• [Goal]: Find the lines holding "Codespaces" and copy them.

• [Supplied information]:

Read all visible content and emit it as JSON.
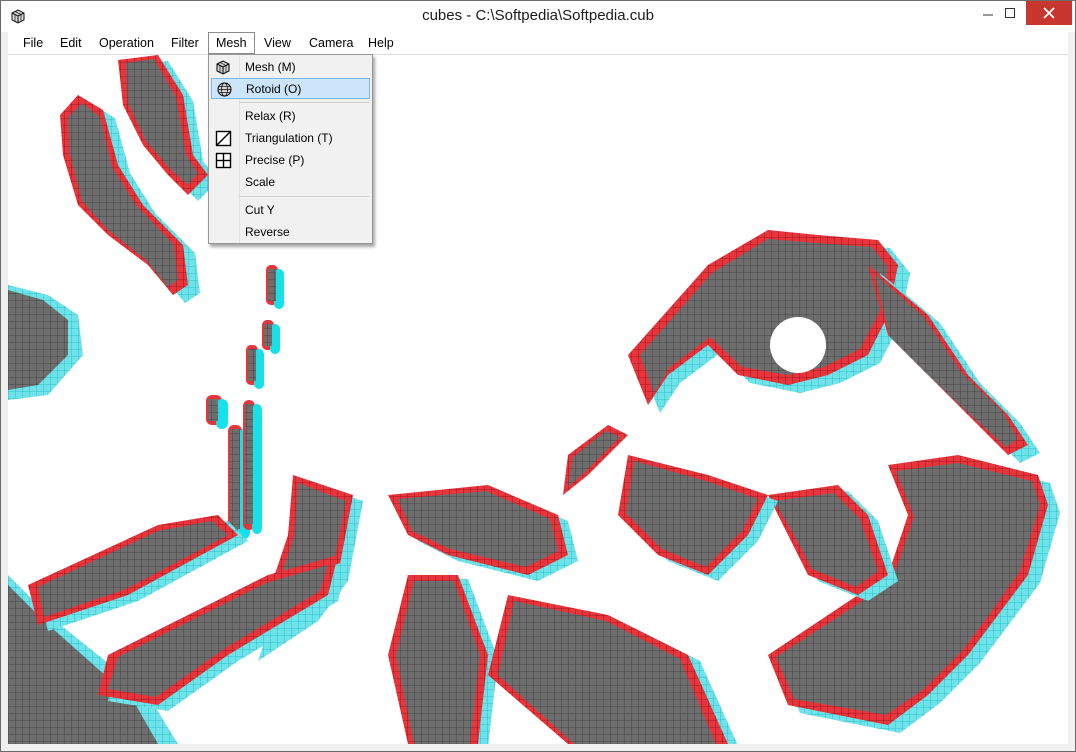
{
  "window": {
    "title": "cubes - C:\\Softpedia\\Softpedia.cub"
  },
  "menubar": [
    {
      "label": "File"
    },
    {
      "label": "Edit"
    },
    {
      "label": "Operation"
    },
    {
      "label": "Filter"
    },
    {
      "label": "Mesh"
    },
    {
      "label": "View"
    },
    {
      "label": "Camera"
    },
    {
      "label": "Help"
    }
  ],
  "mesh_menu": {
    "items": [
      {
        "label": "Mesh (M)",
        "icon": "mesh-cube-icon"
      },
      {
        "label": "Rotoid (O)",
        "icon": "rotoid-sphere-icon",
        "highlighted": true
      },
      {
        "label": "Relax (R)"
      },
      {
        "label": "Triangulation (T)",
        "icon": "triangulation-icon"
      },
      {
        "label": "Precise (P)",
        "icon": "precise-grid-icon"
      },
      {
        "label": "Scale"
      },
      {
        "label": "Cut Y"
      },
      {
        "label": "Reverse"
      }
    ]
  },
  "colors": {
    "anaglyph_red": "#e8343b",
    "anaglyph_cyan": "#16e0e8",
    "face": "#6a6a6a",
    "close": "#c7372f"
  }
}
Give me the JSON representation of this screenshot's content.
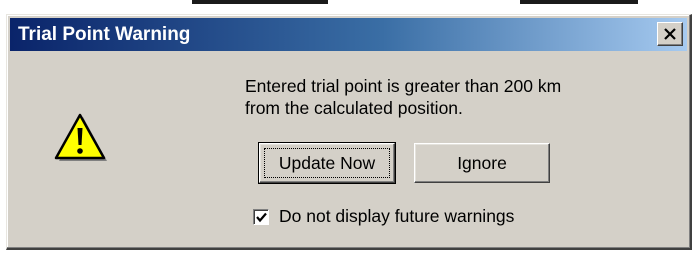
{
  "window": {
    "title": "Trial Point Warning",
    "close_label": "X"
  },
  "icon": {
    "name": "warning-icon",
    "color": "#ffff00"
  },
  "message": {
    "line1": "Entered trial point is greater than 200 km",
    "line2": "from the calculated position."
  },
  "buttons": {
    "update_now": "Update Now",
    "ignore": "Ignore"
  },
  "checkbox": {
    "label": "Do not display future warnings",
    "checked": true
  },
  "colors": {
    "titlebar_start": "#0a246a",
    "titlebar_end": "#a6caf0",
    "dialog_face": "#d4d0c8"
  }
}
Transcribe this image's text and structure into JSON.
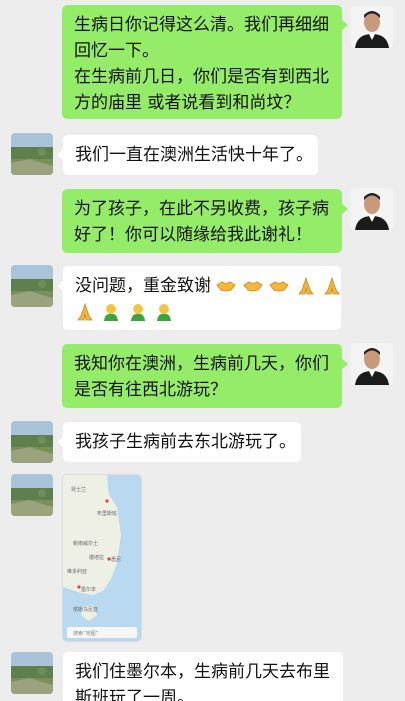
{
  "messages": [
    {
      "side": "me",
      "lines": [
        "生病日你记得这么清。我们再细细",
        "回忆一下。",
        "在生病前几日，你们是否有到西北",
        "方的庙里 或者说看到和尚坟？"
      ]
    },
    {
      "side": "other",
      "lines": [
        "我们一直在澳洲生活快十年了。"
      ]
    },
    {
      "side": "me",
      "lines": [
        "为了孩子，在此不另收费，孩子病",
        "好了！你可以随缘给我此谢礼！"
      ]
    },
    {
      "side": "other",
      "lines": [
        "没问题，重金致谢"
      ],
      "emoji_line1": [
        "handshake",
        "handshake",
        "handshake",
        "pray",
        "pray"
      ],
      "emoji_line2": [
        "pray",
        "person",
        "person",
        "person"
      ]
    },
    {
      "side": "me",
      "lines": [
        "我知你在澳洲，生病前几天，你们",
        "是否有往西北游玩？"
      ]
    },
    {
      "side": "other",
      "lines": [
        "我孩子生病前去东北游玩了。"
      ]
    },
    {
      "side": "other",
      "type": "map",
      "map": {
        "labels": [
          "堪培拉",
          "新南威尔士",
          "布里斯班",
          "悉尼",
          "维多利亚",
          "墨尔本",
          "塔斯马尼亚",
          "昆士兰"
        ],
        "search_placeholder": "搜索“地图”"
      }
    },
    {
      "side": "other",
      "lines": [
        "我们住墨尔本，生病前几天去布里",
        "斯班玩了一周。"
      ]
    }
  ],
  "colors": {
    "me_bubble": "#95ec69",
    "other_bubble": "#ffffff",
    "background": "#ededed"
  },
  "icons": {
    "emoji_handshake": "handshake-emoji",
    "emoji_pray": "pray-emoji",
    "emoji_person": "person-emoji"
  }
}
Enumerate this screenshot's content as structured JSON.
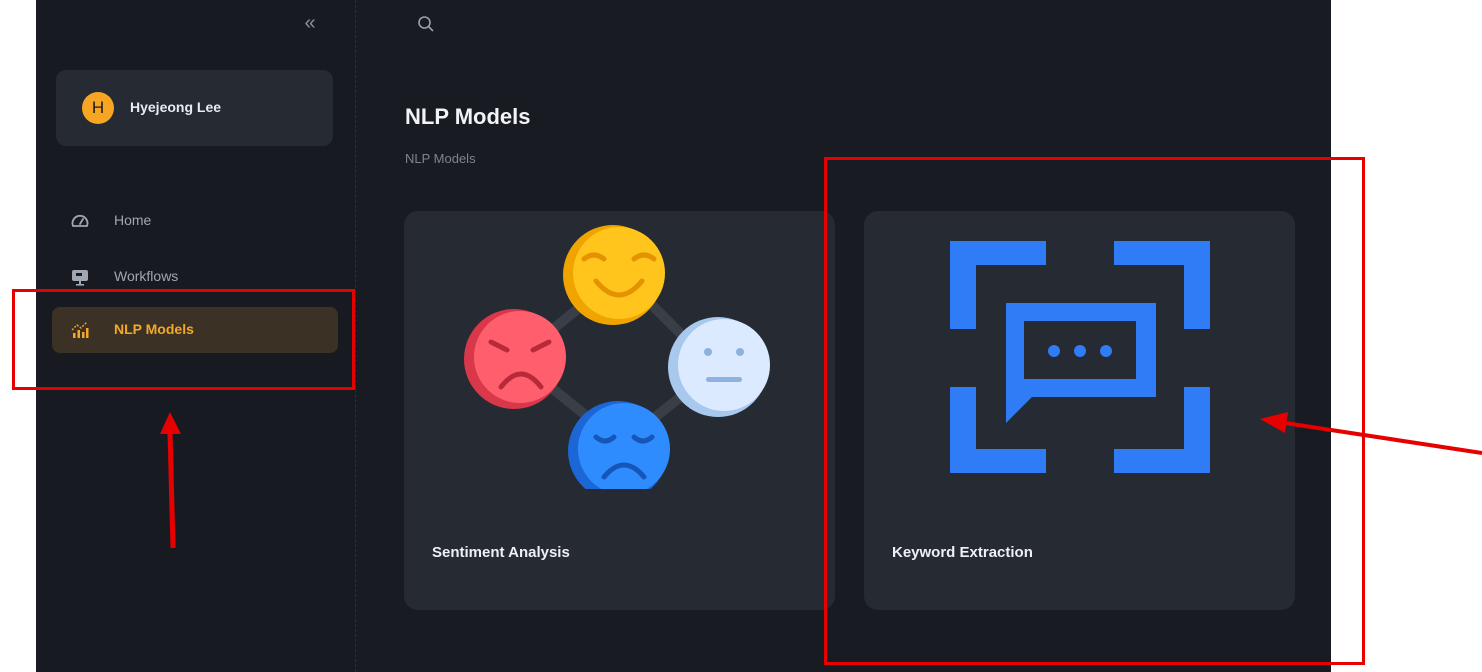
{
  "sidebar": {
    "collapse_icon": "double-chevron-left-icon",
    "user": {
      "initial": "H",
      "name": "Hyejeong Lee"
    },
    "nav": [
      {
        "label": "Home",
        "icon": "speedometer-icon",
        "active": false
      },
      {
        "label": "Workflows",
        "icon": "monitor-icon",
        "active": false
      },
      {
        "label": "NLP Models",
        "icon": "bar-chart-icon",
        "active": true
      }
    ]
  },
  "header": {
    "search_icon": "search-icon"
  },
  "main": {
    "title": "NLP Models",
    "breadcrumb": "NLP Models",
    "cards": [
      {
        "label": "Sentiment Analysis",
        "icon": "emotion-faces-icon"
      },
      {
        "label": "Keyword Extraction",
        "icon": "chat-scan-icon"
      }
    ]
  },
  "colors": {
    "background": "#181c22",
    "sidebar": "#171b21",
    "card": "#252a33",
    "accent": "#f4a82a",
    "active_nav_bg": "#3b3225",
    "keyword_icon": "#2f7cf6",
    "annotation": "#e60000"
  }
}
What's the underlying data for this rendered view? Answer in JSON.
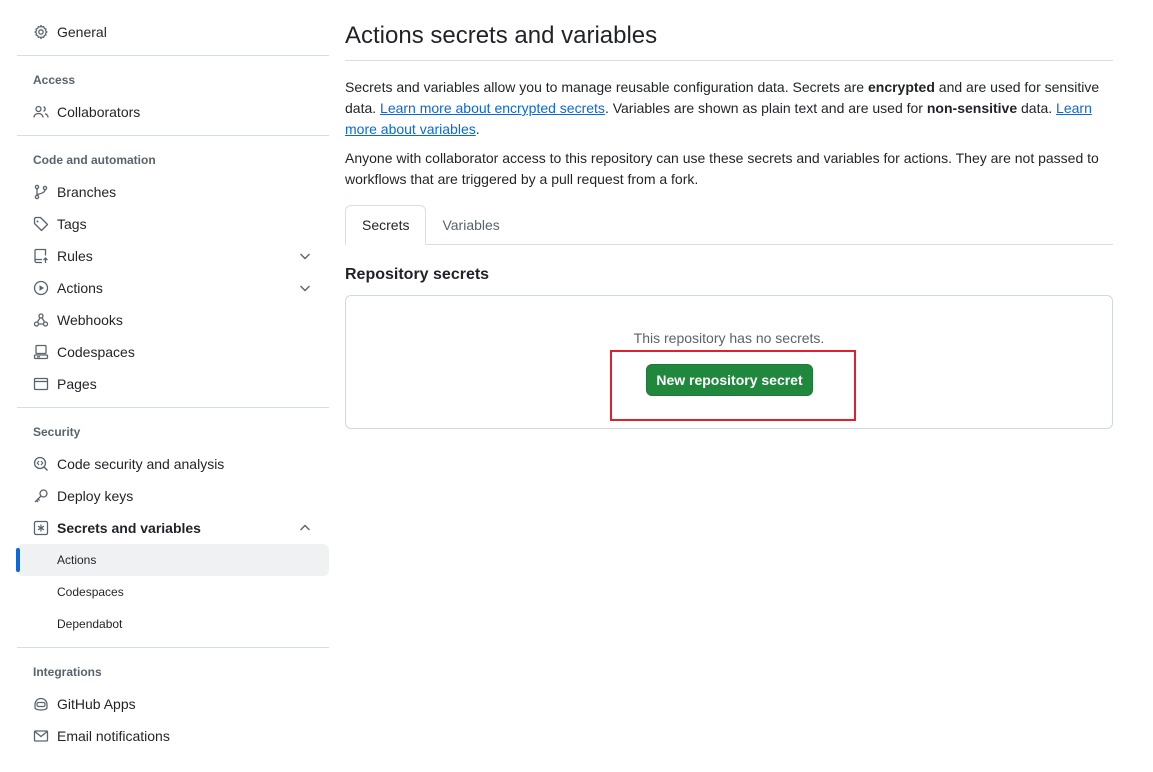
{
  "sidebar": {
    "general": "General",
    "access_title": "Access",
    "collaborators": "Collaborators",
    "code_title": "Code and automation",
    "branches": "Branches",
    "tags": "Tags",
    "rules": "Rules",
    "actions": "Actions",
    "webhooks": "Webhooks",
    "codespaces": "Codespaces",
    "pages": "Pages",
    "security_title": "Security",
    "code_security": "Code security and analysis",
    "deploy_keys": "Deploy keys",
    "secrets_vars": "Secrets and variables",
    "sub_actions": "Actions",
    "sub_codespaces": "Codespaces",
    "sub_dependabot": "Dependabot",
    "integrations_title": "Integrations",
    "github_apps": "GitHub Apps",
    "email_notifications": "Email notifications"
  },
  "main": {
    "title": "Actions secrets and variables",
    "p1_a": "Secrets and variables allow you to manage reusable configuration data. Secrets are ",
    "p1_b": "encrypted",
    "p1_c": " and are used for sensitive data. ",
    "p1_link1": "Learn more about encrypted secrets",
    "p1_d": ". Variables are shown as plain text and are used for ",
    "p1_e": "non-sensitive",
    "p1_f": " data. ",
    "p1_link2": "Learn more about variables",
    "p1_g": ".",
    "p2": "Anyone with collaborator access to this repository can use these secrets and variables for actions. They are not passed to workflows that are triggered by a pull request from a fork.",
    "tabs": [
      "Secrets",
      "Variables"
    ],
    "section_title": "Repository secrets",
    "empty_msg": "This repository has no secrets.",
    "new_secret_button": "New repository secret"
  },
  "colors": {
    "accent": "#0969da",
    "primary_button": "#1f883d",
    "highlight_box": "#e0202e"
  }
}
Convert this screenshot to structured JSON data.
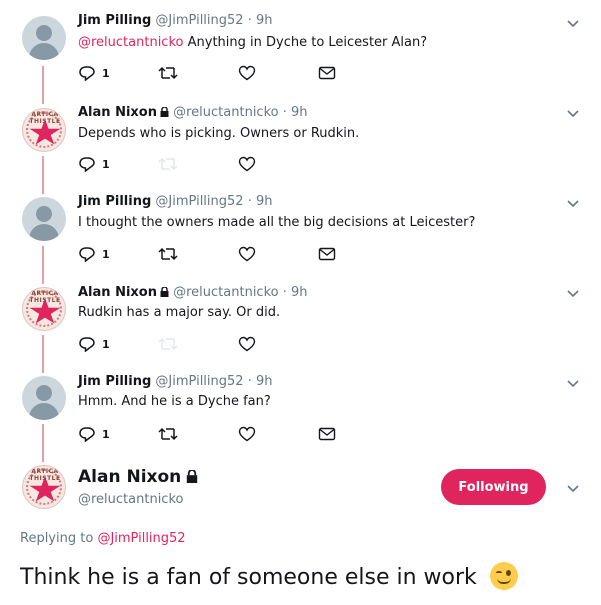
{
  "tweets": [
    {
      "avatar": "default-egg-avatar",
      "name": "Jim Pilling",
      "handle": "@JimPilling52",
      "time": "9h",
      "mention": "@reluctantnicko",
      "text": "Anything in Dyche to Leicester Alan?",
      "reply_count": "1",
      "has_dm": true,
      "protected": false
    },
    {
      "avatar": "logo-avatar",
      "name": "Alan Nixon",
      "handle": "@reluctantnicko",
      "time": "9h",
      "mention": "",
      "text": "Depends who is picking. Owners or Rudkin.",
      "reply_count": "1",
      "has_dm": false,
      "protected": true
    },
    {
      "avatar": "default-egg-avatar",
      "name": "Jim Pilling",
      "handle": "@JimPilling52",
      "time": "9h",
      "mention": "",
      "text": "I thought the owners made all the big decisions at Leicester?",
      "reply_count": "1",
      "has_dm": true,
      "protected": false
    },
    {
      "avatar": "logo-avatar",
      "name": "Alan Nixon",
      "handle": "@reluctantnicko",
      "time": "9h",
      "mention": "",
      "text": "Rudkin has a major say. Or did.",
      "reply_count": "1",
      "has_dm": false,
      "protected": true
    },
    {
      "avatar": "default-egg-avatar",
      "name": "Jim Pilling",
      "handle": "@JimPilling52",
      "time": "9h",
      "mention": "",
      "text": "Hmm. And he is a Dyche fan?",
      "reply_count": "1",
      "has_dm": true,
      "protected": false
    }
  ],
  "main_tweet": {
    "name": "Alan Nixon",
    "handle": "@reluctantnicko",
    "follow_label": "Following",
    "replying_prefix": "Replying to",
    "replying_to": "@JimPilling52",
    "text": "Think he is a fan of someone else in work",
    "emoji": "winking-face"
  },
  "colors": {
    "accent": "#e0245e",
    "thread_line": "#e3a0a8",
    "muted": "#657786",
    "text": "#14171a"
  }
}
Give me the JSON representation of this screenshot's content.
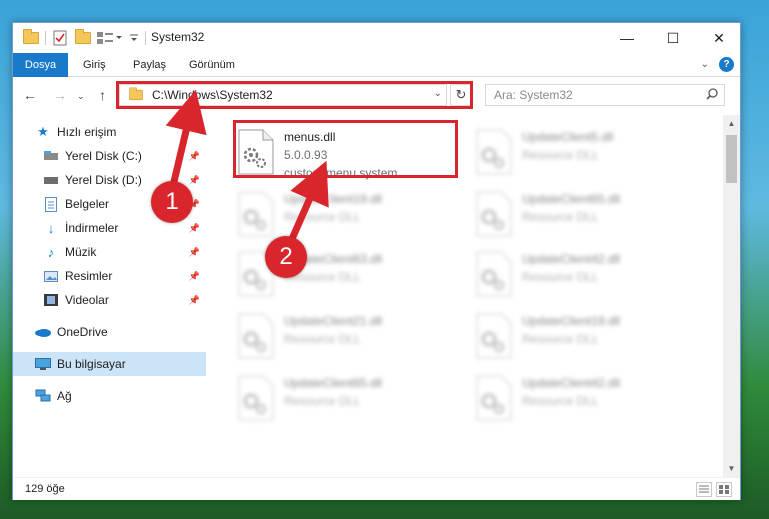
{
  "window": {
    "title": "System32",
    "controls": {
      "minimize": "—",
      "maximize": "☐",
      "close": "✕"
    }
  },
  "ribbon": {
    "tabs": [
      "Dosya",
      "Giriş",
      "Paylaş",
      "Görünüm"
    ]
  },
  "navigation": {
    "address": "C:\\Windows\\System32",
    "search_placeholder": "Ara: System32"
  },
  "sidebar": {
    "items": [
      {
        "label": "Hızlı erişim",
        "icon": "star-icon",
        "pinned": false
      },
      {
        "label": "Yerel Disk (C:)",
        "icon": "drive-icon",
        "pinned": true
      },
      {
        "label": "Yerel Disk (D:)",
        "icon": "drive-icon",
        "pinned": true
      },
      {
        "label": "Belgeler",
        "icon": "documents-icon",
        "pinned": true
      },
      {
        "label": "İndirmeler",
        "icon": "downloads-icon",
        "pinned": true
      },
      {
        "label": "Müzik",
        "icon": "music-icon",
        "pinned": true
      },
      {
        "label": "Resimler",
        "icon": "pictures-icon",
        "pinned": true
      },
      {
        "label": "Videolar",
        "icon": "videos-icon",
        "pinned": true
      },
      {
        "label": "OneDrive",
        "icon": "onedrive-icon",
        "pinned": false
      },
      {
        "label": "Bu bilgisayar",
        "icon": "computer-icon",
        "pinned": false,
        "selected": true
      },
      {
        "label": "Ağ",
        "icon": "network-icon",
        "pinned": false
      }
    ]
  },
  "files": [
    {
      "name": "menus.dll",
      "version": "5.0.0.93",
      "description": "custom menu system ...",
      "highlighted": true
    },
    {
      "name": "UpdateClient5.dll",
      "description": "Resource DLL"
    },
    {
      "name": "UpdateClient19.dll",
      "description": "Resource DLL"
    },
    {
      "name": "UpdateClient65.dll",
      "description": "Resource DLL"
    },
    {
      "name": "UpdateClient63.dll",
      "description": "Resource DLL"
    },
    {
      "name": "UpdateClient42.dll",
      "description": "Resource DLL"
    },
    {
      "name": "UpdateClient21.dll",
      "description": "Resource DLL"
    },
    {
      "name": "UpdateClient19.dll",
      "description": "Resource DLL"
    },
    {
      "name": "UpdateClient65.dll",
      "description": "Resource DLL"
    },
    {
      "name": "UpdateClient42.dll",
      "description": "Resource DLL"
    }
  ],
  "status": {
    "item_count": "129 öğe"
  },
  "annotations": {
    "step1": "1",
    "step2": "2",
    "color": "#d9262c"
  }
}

• [Full output]:
    "codespaces": "Codespaces",
    "sub_codespaces": "Codespaces",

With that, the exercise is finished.